> [Problem details] From the first line of the items through the line containing "q20-explain-label: 本题解释: [475, 499, 890, 515]", reproduce those lines with "pixel-space" swapped for "image-space" and everything else unchanged.

BEGIN Record extracts

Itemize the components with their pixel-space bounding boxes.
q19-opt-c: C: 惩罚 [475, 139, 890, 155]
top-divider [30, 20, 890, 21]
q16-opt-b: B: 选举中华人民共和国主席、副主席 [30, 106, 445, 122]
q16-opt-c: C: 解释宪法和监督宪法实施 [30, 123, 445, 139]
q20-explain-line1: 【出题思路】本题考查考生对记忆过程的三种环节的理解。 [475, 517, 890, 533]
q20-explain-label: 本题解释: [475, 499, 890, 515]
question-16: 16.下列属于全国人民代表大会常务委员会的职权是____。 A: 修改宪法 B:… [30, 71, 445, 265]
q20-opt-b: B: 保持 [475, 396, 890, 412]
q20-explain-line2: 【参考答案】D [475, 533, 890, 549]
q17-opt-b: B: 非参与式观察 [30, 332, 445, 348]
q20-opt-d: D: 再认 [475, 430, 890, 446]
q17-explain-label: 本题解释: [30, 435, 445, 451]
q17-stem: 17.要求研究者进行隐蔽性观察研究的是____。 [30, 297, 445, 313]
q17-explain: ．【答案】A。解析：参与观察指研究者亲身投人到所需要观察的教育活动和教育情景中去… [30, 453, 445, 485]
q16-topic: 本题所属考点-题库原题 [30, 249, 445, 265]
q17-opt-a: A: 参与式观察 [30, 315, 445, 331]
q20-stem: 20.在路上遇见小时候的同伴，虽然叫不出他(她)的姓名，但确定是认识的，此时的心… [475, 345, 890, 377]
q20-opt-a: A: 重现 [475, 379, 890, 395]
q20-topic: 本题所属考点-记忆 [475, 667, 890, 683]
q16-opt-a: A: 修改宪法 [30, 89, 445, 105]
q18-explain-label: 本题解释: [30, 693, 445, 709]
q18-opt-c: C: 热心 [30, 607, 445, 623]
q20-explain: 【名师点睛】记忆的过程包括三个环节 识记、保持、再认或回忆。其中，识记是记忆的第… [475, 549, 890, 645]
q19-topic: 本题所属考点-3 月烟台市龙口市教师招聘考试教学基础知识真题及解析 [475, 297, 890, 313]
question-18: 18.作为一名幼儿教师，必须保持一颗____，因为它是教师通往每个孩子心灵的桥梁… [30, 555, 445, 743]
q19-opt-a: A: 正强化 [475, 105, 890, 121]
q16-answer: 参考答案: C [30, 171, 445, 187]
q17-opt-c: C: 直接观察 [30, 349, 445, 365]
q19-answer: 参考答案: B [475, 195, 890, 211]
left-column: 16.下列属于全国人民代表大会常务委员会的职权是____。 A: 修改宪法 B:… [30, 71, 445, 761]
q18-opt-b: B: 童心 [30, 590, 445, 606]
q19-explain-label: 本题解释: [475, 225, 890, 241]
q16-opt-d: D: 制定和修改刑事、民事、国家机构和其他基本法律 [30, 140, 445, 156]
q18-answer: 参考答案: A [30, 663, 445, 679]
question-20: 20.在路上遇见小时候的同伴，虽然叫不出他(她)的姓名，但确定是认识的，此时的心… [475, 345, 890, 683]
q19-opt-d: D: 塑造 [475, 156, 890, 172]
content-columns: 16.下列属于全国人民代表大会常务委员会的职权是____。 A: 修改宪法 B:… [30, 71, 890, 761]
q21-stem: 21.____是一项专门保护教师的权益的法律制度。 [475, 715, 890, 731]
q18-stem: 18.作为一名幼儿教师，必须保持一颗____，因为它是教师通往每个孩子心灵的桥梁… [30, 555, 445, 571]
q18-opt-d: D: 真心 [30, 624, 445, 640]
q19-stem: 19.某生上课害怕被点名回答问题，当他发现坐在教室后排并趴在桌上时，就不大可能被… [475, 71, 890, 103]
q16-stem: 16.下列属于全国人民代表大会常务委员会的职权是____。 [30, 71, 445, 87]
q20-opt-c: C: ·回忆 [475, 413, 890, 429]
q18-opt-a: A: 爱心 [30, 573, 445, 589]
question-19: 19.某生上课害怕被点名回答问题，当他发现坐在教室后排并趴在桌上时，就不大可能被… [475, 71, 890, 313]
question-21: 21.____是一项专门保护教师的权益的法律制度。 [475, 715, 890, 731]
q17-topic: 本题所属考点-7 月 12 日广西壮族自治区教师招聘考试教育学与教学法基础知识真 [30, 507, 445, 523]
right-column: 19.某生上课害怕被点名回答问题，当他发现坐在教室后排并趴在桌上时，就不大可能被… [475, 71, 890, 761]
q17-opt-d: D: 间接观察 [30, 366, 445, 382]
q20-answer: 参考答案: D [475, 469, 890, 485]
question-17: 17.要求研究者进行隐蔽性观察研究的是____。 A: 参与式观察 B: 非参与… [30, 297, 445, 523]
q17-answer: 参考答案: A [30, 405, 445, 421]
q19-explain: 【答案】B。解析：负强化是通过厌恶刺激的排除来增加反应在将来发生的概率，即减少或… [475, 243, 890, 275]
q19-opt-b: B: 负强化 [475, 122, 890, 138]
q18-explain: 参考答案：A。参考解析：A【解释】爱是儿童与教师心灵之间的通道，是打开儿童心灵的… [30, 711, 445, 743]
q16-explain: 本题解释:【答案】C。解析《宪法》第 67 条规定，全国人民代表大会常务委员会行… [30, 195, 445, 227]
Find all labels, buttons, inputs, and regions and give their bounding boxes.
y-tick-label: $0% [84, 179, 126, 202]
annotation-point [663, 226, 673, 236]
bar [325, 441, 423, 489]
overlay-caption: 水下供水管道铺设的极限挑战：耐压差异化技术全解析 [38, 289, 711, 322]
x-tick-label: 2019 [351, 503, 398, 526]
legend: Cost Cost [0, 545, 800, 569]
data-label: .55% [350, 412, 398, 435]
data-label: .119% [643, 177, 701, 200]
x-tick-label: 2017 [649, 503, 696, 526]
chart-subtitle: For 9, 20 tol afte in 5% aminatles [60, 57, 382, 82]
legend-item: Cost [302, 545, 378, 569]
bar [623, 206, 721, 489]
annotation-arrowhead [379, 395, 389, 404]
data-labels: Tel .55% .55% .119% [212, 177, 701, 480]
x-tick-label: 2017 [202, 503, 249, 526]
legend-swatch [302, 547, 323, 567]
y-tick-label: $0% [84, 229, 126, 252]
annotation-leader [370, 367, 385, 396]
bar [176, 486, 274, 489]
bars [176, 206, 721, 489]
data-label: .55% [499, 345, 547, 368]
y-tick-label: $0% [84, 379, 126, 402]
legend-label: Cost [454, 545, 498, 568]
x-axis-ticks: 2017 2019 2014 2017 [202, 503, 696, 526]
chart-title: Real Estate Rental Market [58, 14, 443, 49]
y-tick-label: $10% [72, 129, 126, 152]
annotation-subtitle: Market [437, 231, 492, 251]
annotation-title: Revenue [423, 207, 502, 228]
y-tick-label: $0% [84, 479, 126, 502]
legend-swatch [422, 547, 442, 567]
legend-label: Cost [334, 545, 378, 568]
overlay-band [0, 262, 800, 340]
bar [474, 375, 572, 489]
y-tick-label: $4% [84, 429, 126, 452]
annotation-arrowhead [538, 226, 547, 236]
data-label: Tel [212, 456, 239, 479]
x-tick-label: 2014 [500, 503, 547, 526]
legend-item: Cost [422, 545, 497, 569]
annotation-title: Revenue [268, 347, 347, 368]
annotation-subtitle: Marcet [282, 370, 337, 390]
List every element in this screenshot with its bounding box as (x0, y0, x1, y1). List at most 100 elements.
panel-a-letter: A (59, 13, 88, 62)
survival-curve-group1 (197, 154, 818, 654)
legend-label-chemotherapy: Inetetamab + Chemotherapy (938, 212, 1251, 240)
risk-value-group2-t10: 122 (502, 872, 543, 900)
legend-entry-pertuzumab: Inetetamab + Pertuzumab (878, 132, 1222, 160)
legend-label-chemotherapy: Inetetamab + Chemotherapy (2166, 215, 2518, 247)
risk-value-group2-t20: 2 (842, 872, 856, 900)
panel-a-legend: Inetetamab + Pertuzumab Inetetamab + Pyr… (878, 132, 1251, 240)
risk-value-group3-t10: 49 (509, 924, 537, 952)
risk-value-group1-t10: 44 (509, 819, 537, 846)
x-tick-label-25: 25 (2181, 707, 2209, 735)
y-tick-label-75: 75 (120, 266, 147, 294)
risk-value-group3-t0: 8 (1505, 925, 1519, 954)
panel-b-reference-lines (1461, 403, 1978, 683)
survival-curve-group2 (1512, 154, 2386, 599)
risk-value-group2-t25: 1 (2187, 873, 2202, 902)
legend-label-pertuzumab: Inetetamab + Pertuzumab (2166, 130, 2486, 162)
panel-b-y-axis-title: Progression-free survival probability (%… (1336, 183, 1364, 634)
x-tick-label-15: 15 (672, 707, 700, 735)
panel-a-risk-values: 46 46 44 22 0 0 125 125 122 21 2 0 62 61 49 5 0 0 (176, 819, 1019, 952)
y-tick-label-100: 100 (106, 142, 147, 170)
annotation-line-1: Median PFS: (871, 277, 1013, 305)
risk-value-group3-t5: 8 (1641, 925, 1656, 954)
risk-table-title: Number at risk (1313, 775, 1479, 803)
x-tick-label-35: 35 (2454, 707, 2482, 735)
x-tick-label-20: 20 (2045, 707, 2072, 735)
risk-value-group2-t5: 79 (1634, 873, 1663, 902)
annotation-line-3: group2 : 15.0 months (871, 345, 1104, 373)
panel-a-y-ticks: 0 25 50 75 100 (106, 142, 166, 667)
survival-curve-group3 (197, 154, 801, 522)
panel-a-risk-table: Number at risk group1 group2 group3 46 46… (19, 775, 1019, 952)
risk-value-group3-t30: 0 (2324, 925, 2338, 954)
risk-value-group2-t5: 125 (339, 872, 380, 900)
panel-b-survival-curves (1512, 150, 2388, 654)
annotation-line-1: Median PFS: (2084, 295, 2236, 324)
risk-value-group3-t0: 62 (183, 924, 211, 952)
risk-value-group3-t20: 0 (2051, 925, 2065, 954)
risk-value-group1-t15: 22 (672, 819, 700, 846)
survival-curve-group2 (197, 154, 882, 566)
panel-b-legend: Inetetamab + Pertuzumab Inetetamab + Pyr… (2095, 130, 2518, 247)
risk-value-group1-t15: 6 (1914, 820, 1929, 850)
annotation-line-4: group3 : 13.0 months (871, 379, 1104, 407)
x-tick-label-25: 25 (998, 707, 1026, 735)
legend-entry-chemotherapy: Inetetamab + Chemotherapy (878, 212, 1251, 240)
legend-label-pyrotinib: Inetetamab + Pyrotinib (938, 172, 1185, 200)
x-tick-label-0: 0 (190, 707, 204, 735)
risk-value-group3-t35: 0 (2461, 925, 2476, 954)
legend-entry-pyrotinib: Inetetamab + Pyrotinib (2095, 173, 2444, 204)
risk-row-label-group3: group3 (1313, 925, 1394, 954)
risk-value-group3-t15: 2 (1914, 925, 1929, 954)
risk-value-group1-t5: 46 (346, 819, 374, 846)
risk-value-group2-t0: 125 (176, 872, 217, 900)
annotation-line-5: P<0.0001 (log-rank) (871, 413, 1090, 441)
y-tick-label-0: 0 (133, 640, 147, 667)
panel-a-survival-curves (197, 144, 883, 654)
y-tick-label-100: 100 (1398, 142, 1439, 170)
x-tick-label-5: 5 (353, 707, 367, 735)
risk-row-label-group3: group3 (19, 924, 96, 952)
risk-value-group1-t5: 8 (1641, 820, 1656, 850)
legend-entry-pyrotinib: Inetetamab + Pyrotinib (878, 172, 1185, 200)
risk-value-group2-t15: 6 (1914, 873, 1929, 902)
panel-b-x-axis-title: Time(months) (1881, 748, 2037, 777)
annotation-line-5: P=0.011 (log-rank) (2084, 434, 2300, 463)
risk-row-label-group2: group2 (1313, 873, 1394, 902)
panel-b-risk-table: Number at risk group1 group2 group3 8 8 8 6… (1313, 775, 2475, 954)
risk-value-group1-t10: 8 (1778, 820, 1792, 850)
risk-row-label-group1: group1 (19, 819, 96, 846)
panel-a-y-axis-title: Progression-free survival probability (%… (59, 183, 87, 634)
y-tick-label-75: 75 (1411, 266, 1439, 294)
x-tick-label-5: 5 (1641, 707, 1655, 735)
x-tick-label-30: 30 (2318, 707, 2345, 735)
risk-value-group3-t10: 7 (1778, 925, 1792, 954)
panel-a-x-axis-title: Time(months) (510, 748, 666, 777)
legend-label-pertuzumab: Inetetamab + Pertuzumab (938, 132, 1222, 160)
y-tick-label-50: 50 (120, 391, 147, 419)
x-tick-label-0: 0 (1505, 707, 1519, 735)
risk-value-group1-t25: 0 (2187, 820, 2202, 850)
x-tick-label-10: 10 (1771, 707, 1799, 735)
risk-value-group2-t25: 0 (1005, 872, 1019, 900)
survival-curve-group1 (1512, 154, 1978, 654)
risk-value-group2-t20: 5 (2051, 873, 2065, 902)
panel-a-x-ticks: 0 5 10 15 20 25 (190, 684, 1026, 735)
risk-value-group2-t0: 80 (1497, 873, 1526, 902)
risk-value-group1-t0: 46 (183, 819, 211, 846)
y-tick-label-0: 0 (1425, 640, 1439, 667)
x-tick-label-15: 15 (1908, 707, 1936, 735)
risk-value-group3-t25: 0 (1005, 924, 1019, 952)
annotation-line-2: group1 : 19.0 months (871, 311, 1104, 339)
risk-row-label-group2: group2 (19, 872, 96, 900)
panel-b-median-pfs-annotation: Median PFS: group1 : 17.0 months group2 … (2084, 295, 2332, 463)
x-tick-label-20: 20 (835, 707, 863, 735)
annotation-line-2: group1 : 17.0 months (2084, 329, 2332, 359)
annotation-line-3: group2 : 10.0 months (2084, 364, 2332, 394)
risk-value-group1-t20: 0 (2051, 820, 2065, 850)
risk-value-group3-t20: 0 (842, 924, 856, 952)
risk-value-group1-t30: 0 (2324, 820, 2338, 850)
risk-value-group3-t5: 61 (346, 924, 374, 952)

END Record extracts

> [Exercise output]
Itemize the components with their image-space bounding boxes.
q19-opt-c: C: 惩罚 [475, 139, 890, 155]
top-divider [30, 20, 890, 21]
q16-opt-b: B: 选举中华人民共和国主席、副主席 [30, 106, 445, 122]
q16-opt-c: C: 解释宪法和监督宪法实施 [30, 123, 445, 139]
q20-explain-line1: 【出题思路】本题考查考生对记忆过程的三种环节的理解。 [475, 517, 890, 533]
q20-explain-label: 本题解释: [475, 499, 890, 515]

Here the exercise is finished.